Start Data to process
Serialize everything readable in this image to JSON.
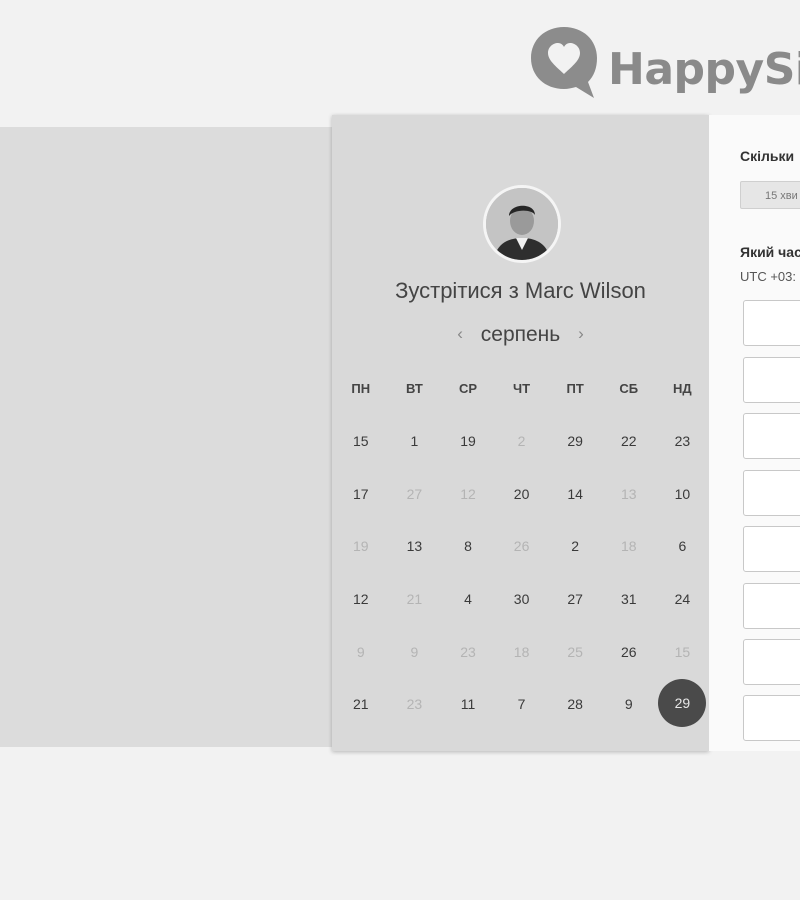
{
  "brand": {
    "name": "HappySig"
  },
  "calendar": {
    "meet_title": "Зустрітися з Marc Wilson",
    "month": "серпень",
    "prev_icon": "chevron-left-icon",
    "next_icon": "chevron-right-icon",
    "weekdays": [
      "ПН",
      "ВТ",
      "СР",
      "ЧТ",
      "ПТ",
      "СБ",
      "НД"
    ],
    "weeks": [
      [
        {
          "d": "15",
          "m": false
        },
        {
          "d": "1",
          "m": false
        },
        {
          "d": "19",
          "m": false
        },
        {
          "d": "2",
          "m": true
        },
        {
          "d": "29",
          "m": false
        },
        {
          "d": "22",
          "m": false
        },
        {
          "d": "23",
          "m": false
        }
      ],
      [
        {
          "d": "17",
          "m": false
        },
        {
          "d": "27",
          "m": true
        },
        {
          "d": "12",
          "m": true
        },
        {
          "d": "20",
          "m": false
        },
        {
          "d": "14",
          "m": false
        },
        {
          "d": "13",
          "m": true
        },
        {
          "d": "10",
          "m": false
        }
      ],
      [
        {
          "d": "19",
          "m": true
        },
        {
          "d": "13",
          "m": false
        },
        {
          "d": "8",
          "m": false
        },
        {
          "d": "26",
          "m": true
        },
        {
          "d": "2",
          "m": false
        },
        {
          "d": "18",
          "m": true
        },
        {
          "d": "6",
          "m": false
        }
      ],
      [
        {
          "d": "12",
          "m": false
        },
        {
          "d": "21",
          "m": true
        },
        {
          "d": "4",
          "m": false
        },
        {
          "d": "30",
          "m": false
        },
        {
          "d": "27",
          "m": false
        },
        {
          "d": "31",
          "m": false
        },
        {
          "d": "24",
          "m": false
        }
      ],
      [
        {
          "d": "9",
          "m": true
        },
        {
          "d": "9",
          "m": true
        },
        {
          "d": "23",
          "m": true
        },
        {
          "d": "18",
          "m": true
        },
        {
          "d": "25",
          "m": true
        },
        {
          "d": "26",
          "m": false
        },
        {
          "d": "15",
          "m": true
        }
      ],
      [
        {
          "d": "21",
          "m": false
        },
        {
          "d": "23",
          "m": true
        },
        {
          "d": "11",
          "m": false
        },
        {
          "d": "7",
          "m": false
        },
        {
          "d": "28",
          "m": false
        },
        {
          "d": "9",
          "m": false
        },
        {
          "d": "29",
          "m": false,
          "selected": true
        }
      ]
    ]
  },
  "booking": {
    "duration_question": "Скільки",
    "duration_option": "15 хви",
    "time_question": "Який час",
    "timezone": "UTC +03:"
  }
}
End Data to process
Copy out all the records exactly, excluding pictures.

Serialize everything readable in this image to JSON.
{
  "brand": {
    "name": "HappySig"
  },
  "calendar": {
    "meet_title": "Зустрітися з Marc Wilson",
    "month": "серпень",
    "prev_icon": "chevron-left-icon",
    "next_icon": "chevron-right-icon",
    "weekdays": [
      "ПН",
      "ВТ",
      "СР",
      "ЧТ",
      "ПТ",
      "СБ",
      "НД"
    ],
    "weeks": [
      [
        {
          "d": "15",
          "m": false
        },
        {
          "d": "1",
          "m": false
        },
        {
          "d": "19",
          "m": false
        },
        {
          "d": "2",
          "m": true
        },
        {
          "d": "29",
          "m": false
        },
        {
          "d": "22",
          "m": false
        },
        {
          "d": "23",
          "m": false
        }
      ],
      [
        {
          "d": "17",
          "m": false
        },
        {
          "d": "27",
          "m": true
        },
        {
          "d": "12",
          "m": true
        },
        {
          "d": "20",
          "m": false
        },
        {
          "d": "14",
          "m": false
        },
        {
          "d": "13",
          "m": true
        },
        {
          "d": "10",
          "m": false
        }
      ],
      [
        {
          "d": "19",
          "m": true
        },
        {
          "d": "13",
          "m": false
        },
        {
          "d": "8",
          "m": false
        },
        {
          "d": "26",
          "m": true
        },
        {
          "d": "2",
          "m": false
        },
        {
          "d": "18",
          "m": true
        },
        {
          "d": "6",
          "m": false
        }
      ],
      [
        {
          "d": "12",
          "m": false
        },
        {
          "d": "21",
          "m": true
        },
        {
          "d": "4",
          "m": false
        },
        {
          "d": "30",
          "m": false
        },
        {
          "d": "27",
          "m": false
        },
        {
          "d": "31",
          "m": false
        },
        {
          "d": "24",
          "m": false
        }
      ],
      [
        {
          "d": "9",
          "m": true
        },
        {
          "d": "9",
          "m": true
        },
        {
          "d": "23",
          "m": true
        },
        {
          "d": "18",
          "m": true
        },
        {
          "d": "25",
          "m": true
        },
        {
          "d": "26",
          "m": false
        },
        {
          "d": "15",
          "m": true
        }
      ],
      [
        {
          "d": "21",
          "m": false
        },
        {
          "d": "23",
          "m": true
        },
        {
          "d": "11",
          "m": false
        },
        {
          "d": "7",
          "m": false
        },
        {
          "d": "28",
          "m": false
        },
        {
          "d": "9",
          "m": false
        },
        {
          "d": "29",
          "m": false,
          "selected": true
        }
      ]
    ]
  },
  "booking": {
    "duration_question": "Скільки",
    "duration_option": "15 хви",
    "time_question": "Який час",
    "timezone": "UTC +03:"
  }
}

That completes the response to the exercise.